- [Your instructions] Gather every line in the records below that contains the word "также".

- [Data entries]
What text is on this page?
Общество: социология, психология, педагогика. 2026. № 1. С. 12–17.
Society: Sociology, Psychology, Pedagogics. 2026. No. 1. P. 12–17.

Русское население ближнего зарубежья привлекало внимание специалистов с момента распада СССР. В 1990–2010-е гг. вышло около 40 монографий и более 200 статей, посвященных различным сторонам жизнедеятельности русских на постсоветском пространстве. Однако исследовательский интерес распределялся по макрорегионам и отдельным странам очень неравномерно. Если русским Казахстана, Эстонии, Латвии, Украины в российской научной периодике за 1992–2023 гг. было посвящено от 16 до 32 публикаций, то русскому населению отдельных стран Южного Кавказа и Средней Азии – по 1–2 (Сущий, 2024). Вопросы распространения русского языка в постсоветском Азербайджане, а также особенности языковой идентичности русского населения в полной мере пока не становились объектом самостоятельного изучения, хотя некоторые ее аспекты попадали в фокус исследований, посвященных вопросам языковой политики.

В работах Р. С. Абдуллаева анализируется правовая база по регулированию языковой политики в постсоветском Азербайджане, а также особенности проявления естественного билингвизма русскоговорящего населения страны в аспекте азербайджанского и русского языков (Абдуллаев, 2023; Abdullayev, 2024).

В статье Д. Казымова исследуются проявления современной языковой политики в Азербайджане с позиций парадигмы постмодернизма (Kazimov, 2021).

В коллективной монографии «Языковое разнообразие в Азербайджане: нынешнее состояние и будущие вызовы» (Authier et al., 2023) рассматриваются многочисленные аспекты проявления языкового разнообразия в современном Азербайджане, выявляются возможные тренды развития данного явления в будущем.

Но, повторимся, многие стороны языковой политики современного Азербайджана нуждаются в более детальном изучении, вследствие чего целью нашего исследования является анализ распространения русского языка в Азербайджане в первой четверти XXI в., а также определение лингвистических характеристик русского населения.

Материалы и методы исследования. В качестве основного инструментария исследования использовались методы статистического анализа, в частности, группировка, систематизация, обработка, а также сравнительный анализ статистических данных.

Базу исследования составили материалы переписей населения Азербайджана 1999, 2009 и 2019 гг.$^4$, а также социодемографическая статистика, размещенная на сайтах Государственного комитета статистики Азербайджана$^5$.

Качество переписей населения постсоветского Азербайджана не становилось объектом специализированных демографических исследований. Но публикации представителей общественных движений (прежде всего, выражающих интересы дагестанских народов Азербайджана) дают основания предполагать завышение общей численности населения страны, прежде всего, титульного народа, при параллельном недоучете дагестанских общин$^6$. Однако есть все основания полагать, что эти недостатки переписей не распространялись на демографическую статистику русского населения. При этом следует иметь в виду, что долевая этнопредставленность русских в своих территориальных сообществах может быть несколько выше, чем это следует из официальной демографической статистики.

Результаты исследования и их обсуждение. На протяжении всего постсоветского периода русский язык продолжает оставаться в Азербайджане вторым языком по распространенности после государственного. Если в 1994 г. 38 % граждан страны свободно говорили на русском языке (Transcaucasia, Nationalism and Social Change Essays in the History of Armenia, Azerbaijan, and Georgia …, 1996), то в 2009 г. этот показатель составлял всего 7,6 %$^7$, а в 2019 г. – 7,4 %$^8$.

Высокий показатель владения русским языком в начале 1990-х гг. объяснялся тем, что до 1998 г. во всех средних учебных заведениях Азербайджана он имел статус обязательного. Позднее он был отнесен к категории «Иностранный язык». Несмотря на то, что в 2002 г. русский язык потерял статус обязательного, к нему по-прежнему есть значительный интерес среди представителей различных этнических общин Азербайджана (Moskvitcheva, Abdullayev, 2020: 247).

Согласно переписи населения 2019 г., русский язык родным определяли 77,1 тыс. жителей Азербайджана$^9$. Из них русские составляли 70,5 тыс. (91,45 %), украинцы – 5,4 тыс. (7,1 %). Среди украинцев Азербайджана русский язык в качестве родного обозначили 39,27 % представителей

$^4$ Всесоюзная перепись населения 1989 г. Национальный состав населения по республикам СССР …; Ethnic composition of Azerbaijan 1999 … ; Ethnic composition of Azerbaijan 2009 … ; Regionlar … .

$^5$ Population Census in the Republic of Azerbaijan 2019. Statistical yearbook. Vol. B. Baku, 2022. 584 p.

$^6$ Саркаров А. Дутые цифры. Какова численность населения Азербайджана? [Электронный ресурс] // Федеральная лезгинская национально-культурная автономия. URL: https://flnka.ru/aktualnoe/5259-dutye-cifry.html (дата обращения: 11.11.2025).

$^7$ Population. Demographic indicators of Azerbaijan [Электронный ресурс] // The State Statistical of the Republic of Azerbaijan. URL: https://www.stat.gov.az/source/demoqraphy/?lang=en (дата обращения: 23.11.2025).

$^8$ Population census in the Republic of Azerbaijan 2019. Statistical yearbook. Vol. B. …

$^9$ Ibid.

- [Exercise response]
Русское население ближнего зарубежья привлекало внимание специалистов с момента распада СССР. В 1990–2010-е гг. вышло около 40 монографий и более 200 статей, посвященных различным сторонам жизнедеятельности русских на постсоветском пространстве. Однако исследовательский интерес распределялся по макрорегионам и отдельным странам очень неравномерно. Если русским Казахстана, Эстонии, Латвии, Украины в российской научной периодике за 1992–2023 гг. было посвящено от 16 до 32 публикаций, то русскому населению отдельных стран Южного Кавказа и Средней Азии – по 1–2 (Сущий, 2024). Вопросы распространения русского языка в постсоветском Азербайджане, а также особенности языковой идентичности русского населения в полной мере пока не становились объектом самостоятельного изучения, хотя некоторые ее аспекты попадали в фокус исследований, посвященных вопросам языковой политики.
В работах Р. С. Абдуллаева анализируется правовая база по регулированию языковой политики в постсоветском Азербайджане, а также особенности проявления естественного билингвизма русскоговорящего населения страны в аспекте азербайджанского и русского языков (Абдуллаев, 2023; Abdullayev, 2024).
Но, повторимся, многие стороны языковой политики современного Азербайджана нуждаются в более детальном изучении, вследствие чего целью нашего исследования является анализ распространения русского языка в Азербайджане в первой четверти XXI в., а также определение лингвистических характеристик русского населения.
Материалы и методы исследования. В качестве основного инструментария исследования использовались методы статистического анализа, в частности, группировка, систематизация, обработка, а также сравнительный анализ статистических данных.
Базу исследования составили материалы переписей населения Азербайджана 1999, 2009 и 2019 гг.$^4$, а также социодемографическая статистика, размещенная на сайтах Государственного комитета статистики Азербайджана$^5$.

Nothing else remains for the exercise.